Description of the task:
Return all lines that include the string "xlabel".

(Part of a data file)
....................
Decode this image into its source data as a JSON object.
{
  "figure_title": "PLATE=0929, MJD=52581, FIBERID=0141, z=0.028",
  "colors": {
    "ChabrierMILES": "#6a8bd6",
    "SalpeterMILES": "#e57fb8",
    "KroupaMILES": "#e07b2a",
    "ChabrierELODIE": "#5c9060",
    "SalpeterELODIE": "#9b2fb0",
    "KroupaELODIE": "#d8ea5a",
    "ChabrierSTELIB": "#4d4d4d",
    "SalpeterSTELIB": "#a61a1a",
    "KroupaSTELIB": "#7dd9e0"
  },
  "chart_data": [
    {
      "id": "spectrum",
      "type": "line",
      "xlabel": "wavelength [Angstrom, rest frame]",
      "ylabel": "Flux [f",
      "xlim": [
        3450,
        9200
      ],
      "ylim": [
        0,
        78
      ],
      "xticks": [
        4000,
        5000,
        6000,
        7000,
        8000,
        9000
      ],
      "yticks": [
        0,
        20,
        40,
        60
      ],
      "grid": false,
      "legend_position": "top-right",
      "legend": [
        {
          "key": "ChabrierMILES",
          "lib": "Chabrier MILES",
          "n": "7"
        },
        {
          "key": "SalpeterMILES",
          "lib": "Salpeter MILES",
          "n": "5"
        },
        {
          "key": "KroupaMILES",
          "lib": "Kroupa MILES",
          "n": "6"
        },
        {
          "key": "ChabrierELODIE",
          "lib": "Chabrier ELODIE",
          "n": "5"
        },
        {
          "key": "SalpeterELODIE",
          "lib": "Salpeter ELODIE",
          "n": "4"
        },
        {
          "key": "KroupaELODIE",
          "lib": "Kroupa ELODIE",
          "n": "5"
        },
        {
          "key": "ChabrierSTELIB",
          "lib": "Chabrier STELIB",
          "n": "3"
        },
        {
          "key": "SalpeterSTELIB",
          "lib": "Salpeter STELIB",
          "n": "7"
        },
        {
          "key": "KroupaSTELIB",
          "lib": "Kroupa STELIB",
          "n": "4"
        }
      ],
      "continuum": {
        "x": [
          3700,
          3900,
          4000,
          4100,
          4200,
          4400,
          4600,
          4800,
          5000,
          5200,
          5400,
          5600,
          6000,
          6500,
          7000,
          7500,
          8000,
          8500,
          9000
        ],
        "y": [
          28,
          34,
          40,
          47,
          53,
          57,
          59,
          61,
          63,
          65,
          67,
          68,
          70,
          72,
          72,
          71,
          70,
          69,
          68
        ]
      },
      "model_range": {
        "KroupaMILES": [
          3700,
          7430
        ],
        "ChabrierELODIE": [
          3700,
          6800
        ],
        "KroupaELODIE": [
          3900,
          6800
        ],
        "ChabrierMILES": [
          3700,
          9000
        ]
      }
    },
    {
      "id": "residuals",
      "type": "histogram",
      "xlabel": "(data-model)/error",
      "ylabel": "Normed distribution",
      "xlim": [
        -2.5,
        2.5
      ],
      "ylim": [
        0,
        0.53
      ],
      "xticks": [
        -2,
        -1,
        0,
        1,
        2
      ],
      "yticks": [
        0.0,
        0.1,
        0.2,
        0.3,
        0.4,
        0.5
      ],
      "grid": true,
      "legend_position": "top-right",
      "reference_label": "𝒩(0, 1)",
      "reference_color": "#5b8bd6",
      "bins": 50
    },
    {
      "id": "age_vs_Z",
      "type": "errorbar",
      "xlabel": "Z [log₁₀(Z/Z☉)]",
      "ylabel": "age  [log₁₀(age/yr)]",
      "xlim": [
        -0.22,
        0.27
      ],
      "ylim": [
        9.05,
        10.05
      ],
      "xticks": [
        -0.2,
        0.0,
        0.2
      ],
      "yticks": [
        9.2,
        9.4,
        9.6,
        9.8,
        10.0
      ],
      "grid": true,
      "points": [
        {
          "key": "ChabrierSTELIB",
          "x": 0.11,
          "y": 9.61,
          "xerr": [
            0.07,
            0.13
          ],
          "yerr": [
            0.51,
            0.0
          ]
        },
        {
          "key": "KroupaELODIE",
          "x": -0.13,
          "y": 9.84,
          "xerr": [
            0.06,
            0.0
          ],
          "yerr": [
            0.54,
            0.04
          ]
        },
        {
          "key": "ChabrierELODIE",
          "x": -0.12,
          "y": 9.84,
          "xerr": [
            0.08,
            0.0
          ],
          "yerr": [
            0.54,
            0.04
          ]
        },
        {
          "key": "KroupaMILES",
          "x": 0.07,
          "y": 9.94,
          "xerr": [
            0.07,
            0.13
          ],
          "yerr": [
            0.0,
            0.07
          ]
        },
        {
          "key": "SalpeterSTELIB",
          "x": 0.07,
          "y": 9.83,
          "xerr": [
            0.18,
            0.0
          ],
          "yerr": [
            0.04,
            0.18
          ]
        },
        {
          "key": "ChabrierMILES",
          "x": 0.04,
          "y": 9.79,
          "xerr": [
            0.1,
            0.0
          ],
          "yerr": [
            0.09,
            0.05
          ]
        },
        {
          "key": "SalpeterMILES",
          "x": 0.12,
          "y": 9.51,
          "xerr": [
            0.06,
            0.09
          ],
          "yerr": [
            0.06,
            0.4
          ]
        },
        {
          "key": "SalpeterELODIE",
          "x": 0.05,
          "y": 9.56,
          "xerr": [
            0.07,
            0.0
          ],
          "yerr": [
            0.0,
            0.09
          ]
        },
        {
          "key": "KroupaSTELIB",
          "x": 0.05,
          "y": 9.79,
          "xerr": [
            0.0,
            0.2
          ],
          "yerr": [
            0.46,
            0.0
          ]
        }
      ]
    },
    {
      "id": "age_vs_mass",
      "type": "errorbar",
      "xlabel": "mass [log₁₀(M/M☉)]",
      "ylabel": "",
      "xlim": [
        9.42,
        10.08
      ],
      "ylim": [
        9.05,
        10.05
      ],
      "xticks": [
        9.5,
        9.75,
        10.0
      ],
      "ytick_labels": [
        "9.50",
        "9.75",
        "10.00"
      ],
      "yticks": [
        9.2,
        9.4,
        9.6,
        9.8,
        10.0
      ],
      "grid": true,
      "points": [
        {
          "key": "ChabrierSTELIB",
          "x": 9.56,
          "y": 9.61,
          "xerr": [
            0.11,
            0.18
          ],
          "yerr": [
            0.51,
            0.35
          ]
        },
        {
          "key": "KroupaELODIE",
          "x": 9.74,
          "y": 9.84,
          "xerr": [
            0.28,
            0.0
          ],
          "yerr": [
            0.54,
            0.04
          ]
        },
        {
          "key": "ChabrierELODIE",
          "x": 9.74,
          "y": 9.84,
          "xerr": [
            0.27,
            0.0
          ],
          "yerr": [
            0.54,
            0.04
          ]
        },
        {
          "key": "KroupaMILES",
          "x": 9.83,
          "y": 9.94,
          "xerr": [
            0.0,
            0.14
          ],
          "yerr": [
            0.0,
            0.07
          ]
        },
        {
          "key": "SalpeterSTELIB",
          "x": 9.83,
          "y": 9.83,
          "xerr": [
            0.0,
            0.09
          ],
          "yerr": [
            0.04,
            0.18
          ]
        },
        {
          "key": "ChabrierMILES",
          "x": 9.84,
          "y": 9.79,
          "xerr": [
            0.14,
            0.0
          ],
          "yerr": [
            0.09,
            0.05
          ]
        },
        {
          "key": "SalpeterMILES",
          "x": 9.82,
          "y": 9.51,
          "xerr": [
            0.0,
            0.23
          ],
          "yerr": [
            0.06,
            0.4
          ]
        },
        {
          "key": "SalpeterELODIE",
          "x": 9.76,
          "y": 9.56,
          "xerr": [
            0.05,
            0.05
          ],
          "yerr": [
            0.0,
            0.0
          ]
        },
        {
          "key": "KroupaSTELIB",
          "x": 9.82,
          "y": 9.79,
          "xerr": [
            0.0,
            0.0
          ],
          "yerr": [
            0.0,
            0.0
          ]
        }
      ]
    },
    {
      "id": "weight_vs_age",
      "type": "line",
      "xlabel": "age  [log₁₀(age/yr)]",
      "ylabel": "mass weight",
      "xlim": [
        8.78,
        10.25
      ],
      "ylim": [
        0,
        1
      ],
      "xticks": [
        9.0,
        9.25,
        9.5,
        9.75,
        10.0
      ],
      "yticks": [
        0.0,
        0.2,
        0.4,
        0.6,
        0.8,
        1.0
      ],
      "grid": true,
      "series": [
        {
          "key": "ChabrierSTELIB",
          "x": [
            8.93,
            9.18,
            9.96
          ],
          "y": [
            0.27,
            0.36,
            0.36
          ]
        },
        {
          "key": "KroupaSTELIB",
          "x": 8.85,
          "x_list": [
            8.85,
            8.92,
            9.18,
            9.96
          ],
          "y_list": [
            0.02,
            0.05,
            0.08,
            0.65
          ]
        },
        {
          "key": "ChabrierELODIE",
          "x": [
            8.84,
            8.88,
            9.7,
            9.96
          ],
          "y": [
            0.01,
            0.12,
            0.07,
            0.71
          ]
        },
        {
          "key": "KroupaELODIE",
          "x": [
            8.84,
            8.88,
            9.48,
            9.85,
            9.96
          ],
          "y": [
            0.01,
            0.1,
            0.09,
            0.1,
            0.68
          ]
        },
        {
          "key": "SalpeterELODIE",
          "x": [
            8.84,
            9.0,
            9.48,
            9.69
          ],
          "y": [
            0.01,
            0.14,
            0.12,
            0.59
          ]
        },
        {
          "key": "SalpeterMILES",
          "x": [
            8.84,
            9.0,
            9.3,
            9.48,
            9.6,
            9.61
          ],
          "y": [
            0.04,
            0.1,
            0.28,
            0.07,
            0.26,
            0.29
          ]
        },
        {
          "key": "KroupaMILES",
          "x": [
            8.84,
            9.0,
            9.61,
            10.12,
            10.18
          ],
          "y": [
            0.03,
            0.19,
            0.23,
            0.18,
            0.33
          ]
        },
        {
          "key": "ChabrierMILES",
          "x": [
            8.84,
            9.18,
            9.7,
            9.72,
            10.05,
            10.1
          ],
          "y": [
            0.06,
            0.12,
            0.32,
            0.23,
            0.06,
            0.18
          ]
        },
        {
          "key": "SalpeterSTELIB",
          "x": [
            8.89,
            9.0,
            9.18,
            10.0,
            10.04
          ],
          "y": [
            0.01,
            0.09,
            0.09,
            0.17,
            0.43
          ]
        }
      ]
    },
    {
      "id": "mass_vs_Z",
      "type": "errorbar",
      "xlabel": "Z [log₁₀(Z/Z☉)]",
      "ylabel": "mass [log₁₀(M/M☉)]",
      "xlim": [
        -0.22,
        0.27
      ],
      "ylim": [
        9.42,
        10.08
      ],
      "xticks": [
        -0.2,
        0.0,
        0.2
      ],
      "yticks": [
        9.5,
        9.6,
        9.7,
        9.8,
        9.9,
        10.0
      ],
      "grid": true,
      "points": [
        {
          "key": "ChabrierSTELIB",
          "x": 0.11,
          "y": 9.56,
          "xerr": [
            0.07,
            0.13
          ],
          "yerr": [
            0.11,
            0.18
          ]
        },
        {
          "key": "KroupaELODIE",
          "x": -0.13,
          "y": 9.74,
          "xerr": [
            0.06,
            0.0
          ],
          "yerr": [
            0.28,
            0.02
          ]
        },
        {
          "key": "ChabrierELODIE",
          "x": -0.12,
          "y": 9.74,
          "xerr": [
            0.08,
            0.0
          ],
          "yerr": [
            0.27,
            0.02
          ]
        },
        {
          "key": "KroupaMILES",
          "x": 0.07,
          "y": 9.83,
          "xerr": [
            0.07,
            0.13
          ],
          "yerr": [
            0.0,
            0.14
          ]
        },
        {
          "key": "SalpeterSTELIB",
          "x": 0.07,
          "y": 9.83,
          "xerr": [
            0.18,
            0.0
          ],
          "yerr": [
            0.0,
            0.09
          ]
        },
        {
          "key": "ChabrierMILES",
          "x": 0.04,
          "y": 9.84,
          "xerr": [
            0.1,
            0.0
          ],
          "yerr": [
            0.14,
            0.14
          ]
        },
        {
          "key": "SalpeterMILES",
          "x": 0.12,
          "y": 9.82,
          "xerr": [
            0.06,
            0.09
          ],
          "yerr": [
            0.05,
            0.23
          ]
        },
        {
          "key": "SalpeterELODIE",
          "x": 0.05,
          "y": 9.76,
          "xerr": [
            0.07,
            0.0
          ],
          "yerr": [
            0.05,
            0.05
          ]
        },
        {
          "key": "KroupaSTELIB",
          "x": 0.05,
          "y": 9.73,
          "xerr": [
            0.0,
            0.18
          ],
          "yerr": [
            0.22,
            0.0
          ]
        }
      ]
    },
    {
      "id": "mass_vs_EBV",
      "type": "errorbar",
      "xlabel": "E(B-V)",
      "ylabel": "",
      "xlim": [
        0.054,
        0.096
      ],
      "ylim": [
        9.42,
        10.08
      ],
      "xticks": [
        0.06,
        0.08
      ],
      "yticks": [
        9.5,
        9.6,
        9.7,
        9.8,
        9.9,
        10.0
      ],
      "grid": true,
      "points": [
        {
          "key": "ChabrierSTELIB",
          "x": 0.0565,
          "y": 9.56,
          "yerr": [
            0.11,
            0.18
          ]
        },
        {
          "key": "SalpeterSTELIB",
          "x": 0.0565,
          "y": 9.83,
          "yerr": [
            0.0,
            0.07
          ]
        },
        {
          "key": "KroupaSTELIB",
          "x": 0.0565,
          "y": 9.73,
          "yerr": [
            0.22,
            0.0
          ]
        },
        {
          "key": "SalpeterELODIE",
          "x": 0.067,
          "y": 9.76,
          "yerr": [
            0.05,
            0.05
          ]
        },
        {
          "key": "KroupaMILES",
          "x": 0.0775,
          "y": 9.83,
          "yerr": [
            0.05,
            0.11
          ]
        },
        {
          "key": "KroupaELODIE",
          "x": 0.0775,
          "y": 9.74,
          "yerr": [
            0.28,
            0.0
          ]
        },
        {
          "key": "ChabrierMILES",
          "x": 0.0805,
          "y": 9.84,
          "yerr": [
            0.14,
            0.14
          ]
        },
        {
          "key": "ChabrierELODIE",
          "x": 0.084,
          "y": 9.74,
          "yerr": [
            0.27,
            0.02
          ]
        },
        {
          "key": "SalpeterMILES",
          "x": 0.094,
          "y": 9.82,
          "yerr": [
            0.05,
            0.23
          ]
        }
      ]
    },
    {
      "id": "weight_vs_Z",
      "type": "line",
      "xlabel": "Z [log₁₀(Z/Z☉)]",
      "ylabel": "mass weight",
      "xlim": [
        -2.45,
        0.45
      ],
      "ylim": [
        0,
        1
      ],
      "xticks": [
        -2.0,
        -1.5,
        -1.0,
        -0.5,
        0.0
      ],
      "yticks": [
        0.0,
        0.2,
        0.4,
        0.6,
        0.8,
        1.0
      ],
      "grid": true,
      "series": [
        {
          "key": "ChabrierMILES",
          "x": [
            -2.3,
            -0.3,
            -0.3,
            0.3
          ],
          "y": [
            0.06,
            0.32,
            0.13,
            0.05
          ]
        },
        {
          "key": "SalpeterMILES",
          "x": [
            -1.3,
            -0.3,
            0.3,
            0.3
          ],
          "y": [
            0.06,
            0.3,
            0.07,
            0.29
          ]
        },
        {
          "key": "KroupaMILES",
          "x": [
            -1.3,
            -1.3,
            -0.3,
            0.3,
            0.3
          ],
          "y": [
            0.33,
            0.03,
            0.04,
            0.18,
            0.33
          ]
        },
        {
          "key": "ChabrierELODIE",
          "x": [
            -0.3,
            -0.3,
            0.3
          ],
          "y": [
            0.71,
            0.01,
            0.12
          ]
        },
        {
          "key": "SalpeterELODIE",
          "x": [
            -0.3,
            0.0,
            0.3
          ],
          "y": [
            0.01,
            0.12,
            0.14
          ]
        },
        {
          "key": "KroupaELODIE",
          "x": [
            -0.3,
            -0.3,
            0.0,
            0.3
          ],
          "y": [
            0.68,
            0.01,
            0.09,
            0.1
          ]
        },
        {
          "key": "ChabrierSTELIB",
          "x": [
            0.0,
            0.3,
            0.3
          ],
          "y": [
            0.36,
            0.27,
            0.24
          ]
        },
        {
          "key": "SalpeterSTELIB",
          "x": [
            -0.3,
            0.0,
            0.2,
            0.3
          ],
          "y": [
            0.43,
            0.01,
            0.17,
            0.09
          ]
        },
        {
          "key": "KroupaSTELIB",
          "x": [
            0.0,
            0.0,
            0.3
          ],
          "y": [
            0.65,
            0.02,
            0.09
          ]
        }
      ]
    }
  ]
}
....................
Task result:
      "xlabel": "wavelength [Angstrom, rest frame]",
      "xlabel": "(data-model)/error",
      "xlabel": "Z [log₁₀(Z/Z☉)]",
      "xlabel": "mass [log₁₀(M/M☉)]",
      "xlabel": "age  [log₁₀(age/yr)]",
      "xlabel": "Z [log₁₀(Z/Z☉)]",
      "xlabel": "E(B-V)",
      "xlabel": "Z [log₁₀(Z/Z☉)]",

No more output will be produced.